• [INSTRUÇÕES E REQUISITOS] No excerto sobre os festivais de verão, que impacto económico gerou o Primavera Sound este ano?

• [EXCERTO DO TEXTO]
------------------------------

No entanto, não se sabe ao certo quanto é que os festivais de verão dão à economia portuguesa. Podemos dizer que são milhares de milhões mas não há estudos que o comprovem. Ao i, Daniel Sá, diretor executivo do Instituto Português de Administração de Marketing (IPAM), defende que a indústria dos festivais de música em Portugal “não tem esse impacto calculado, ou seja, não existem dados para a realidade portuguesa do impacto nacional deste conjunto de indústrias”.
Mas lembra que vão aparecendo alguns estudos em relação a festivais específicos como é o caso do Primavera Sound. Os dados mais recentes mostram que este festival, que se realiza no Porto, gerou este ano menos cinco milhões de euros de impacto económico (43,4 milhões de euros) do que em 2023 (48,5 milhões de euros) que já tinha ultrapassado em 12,4 milhões de euros a edição de 2022. Esta é a conclusão do estudo do ISAG-European Business School e do Centro de Investigação em Ciências Empresariais e Turismo da Fundação Consuelo Vieira da Costa (CICETFCVC), que acrescenta que os visitantes gastaram, em média, 126,85 euros no recinto do festival. Já os residentes fora da Área Metropolitana do Porto (AMP) ou no estrangeiro realizaram uma despesa média diária de 397,87 euros.

------------------------------

[Entradas de elementos de paginação]

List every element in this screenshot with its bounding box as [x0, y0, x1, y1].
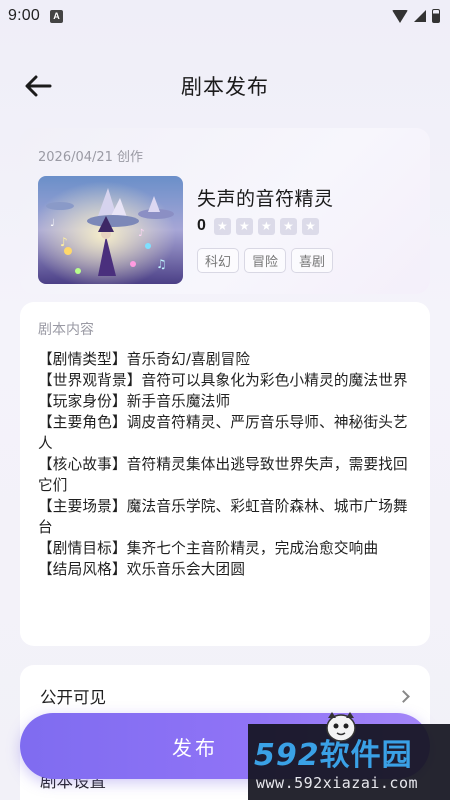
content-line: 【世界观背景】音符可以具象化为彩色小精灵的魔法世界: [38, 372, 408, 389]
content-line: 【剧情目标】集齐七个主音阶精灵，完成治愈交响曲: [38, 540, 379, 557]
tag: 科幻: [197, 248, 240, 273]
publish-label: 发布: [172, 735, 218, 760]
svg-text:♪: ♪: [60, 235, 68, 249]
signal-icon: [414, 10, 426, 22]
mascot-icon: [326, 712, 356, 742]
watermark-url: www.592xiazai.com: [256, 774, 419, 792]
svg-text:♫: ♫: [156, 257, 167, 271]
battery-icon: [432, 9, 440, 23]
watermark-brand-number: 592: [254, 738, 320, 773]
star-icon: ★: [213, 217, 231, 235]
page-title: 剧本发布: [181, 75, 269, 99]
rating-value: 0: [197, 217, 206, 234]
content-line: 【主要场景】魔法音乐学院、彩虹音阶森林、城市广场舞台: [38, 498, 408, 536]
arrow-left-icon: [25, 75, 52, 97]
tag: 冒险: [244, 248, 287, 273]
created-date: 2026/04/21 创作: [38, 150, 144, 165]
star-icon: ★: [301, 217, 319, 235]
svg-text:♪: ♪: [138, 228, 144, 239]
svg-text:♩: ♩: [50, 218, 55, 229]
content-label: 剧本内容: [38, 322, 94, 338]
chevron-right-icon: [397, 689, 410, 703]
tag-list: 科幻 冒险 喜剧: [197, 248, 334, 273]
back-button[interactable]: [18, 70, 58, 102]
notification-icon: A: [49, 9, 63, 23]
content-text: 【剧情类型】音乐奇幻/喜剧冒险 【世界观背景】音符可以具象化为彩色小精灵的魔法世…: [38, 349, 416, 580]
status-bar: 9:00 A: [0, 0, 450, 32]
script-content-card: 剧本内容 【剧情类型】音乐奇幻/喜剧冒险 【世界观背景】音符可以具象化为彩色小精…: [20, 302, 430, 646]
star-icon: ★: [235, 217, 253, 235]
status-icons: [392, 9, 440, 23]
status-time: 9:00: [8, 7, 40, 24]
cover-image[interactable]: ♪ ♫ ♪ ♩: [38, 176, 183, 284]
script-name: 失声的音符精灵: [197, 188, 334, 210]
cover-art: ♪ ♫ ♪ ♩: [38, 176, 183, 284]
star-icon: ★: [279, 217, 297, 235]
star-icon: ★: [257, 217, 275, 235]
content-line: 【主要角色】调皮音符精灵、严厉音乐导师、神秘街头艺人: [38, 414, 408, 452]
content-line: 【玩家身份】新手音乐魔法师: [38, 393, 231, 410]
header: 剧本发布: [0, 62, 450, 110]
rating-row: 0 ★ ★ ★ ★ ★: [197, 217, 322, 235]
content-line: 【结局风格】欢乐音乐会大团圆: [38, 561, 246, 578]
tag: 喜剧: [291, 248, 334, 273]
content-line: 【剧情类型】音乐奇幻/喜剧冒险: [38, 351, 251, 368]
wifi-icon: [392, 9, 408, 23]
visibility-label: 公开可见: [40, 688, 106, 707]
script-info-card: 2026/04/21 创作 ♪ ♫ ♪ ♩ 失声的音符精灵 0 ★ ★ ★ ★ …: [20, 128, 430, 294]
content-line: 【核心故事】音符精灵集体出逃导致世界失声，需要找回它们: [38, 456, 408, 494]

------------------------------

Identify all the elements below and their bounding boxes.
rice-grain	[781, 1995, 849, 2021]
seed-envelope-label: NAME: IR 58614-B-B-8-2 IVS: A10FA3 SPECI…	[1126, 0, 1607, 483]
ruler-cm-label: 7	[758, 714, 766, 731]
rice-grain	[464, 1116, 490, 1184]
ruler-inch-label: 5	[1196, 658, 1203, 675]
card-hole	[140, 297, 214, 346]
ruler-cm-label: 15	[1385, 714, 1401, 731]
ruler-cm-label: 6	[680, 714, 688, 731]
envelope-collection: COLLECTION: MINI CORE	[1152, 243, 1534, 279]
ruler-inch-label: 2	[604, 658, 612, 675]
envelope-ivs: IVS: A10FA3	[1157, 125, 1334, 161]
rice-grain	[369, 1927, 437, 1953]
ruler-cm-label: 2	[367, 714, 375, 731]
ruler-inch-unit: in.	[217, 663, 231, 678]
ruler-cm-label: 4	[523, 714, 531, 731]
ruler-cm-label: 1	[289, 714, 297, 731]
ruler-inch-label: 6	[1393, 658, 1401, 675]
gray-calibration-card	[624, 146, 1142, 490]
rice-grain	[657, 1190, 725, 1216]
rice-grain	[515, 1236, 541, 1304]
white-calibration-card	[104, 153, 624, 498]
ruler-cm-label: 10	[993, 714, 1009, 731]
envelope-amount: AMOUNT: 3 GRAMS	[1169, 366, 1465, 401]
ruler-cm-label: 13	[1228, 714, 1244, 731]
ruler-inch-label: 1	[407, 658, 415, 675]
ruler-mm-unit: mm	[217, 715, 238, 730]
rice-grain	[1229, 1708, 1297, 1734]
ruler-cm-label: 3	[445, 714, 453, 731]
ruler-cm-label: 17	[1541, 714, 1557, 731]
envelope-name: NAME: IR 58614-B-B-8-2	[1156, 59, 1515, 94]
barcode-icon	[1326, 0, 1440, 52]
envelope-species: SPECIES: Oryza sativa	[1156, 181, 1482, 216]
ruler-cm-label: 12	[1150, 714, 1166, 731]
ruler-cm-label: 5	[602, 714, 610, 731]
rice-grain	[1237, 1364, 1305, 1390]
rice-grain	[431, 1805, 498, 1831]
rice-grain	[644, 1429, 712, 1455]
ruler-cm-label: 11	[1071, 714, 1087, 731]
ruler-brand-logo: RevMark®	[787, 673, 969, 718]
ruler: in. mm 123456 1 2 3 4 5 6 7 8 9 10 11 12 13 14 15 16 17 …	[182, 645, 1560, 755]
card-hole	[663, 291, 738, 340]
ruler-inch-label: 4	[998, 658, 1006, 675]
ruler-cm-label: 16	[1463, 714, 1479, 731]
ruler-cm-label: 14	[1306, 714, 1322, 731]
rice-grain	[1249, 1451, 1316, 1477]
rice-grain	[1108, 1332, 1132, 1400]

------------------------------

• [RESPOSTA ESCRITA] 43,4 milhões de euros.